Written task – Strip the pictures and reproduce the rest of the listing exactly.

★ ★ ★ ★

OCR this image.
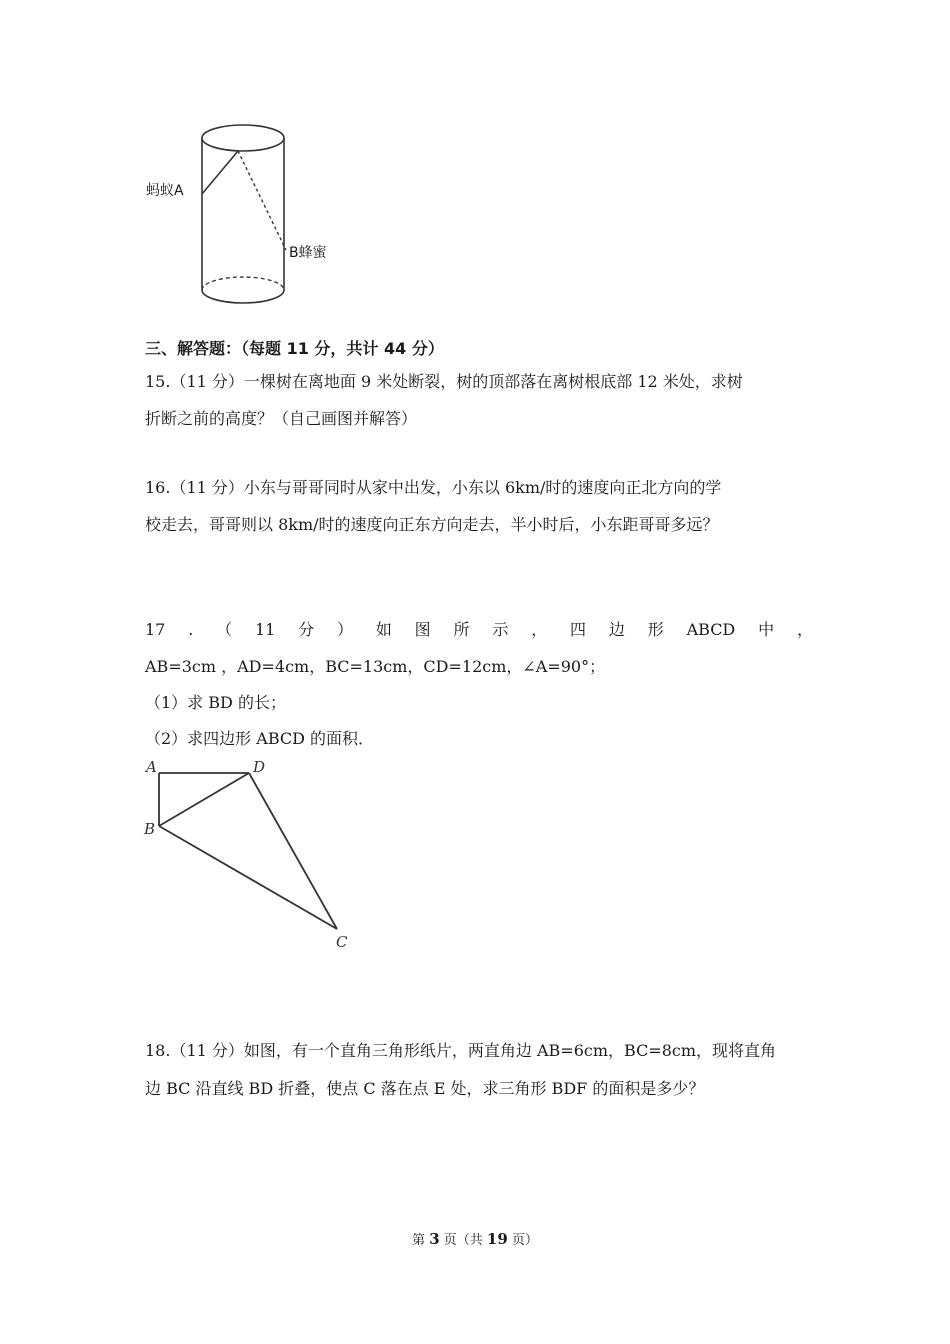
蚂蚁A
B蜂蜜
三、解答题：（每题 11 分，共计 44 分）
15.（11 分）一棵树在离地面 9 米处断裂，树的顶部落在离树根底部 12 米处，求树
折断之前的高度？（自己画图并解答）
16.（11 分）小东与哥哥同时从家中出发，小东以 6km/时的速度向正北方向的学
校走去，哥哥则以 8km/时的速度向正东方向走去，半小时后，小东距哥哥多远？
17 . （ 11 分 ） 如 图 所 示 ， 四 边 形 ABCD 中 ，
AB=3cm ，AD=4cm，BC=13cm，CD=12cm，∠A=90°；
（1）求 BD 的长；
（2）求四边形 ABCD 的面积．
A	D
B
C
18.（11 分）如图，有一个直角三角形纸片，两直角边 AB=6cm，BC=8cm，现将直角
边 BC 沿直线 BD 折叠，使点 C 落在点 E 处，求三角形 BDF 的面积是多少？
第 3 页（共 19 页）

★ ★ ★ ★

Response to the task –
OCR this image.
蚂蚁A
B蜂蜜
三、解答题：（每题 11 分，共计 44 分）
15.（11 分）一棵树在离地面 9 米处断裂，树的顶部落在离树根底部 12 米处，求树
折断之前的高度？（自己画图并解答）
16.（11 分）小东与哥哥同时从家中出发，小东以 6km/时的速度向正北方向的学
校走去，哥哥则以 8km/时的速度向正东方向走去，半小时后，小东距哥哥多远？
17 . （ 11 分 ） 如 图 所 示 ， 四 边 形 ABCD 中 ，
AB=3cm ，AD=4cm，BC=13cm，CD=12cm，∠A=90°；
（1）求 BD 的长；
（2）求四边形 ABCD 的面积．
A	D
B
C
18.（11 分）如图，有一个直角三角形纸片，两直角边 AB=6cm，BC=8cm，现将直角
边 BC 沿直线 BD 折叠，使点 C 落在点 E 处，求三角形 BDF 的面积是多少？
第 3 页（共 19 页）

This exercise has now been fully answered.